### Task instructions
Work through the data line by line, gathering every line that has the word "adjustment".

Stored data
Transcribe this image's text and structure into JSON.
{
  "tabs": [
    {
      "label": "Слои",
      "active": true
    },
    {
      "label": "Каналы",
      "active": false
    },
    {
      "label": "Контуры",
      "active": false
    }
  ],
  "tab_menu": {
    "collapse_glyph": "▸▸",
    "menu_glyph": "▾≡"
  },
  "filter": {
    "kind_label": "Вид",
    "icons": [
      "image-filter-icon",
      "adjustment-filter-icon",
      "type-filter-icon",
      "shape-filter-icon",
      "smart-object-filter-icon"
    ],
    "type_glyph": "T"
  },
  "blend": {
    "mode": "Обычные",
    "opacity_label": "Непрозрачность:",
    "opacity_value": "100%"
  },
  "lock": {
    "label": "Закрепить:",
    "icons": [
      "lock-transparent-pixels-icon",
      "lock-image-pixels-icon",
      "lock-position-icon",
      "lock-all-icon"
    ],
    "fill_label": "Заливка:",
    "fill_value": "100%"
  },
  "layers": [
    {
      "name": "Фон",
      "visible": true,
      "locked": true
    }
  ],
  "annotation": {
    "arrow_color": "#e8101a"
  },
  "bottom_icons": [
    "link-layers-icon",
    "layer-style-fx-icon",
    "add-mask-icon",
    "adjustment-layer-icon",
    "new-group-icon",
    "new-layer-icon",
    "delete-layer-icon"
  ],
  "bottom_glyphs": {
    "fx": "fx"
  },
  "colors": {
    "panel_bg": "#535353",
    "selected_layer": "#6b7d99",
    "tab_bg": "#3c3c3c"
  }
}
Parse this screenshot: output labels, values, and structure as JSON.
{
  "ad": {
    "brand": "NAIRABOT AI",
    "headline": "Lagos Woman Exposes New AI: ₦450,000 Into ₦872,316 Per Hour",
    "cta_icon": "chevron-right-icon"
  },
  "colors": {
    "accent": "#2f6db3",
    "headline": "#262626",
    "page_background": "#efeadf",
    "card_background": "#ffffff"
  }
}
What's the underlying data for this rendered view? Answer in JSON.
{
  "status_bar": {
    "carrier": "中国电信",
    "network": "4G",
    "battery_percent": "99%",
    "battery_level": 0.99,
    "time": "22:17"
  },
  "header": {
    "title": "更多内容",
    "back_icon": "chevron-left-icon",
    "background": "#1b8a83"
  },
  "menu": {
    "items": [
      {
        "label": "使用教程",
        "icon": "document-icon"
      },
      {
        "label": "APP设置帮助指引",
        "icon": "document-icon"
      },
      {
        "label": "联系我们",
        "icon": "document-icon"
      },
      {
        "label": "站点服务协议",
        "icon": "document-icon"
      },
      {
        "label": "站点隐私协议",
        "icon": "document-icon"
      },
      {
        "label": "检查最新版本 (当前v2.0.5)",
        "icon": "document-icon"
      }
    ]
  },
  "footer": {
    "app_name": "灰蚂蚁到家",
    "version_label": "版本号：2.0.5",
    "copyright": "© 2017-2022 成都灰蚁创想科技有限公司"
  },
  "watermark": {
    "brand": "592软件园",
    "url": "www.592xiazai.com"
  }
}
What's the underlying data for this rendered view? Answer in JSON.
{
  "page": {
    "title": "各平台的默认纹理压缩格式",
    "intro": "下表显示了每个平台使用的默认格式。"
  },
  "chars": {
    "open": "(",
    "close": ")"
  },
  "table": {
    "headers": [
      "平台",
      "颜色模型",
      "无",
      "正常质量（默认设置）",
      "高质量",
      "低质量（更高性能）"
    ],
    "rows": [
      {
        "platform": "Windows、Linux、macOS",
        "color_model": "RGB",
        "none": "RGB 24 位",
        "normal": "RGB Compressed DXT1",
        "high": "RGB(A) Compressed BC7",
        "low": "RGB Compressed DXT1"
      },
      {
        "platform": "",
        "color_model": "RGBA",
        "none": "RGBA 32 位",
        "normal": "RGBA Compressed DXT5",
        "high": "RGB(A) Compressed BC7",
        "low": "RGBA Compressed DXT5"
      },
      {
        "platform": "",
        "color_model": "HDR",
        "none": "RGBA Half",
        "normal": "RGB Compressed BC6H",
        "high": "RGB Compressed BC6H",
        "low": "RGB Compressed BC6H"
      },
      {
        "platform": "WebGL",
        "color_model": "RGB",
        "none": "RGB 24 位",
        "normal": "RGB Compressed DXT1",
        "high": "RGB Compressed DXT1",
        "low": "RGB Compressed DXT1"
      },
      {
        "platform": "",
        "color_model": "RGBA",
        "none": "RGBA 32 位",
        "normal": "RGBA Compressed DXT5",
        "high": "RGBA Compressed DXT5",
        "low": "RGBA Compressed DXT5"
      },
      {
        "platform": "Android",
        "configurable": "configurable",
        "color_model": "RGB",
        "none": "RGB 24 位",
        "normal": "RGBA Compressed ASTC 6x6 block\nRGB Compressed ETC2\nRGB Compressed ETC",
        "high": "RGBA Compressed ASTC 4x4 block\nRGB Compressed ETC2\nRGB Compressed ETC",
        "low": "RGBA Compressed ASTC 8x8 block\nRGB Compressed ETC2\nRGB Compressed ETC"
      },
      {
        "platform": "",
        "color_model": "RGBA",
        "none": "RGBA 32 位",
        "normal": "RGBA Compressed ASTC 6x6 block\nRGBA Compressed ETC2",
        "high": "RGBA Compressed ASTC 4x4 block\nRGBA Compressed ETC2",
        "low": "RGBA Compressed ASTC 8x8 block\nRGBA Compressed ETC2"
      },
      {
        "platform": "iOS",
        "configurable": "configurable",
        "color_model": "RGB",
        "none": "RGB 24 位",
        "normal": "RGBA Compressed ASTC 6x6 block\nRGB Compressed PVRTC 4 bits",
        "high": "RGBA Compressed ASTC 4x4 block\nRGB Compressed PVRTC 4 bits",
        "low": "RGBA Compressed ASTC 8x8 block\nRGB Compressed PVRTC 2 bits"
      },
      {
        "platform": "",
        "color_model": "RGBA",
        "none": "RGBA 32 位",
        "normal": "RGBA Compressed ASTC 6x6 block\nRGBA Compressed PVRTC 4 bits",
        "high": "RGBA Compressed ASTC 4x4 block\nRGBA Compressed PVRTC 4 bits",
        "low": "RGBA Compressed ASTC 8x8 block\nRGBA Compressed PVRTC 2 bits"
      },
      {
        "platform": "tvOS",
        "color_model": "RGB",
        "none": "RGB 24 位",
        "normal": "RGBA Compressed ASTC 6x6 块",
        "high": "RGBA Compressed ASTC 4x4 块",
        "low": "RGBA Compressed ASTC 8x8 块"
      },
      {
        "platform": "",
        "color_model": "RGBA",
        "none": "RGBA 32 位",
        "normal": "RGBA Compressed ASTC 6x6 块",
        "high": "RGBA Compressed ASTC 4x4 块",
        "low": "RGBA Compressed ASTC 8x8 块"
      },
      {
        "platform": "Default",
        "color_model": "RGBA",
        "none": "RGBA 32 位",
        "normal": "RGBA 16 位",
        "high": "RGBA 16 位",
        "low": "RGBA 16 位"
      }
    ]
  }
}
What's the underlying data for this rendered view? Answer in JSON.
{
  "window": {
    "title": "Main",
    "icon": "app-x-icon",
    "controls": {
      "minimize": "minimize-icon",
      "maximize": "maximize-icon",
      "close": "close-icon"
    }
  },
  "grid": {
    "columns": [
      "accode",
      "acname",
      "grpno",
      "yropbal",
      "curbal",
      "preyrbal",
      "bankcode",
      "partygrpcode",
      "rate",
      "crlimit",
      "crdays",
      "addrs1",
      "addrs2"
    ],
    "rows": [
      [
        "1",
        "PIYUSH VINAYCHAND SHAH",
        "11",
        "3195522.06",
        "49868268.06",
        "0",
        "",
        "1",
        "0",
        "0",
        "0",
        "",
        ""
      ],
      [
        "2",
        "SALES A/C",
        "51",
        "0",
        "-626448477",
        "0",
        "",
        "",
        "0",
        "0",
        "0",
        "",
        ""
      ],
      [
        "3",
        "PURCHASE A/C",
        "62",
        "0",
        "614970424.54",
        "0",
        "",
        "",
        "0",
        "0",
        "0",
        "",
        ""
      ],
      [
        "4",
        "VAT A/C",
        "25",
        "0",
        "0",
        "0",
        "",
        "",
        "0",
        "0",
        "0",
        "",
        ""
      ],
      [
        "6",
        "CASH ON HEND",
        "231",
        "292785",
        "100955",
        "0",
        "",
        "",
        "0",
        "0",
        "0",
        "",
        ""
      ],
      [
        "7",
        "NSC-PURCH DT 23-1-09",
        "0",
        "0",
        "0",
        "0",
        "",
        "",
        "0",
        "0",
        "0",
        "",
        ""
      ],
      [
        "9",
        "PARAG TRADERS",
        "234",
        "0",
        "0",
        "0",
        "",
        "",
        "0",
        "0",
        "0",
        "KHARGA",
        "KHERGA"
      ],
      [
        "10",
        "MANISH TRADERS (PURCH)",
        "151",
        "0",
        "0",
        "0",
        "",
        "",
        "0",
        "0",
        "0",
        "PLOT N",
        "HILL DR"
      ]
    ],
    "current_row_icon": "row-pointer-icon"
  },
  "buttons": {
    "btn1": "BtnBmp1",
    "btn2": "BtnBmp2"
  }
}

### Exercise answer
      "adjustment-filter-icon",
    "adjustment-layer-icon",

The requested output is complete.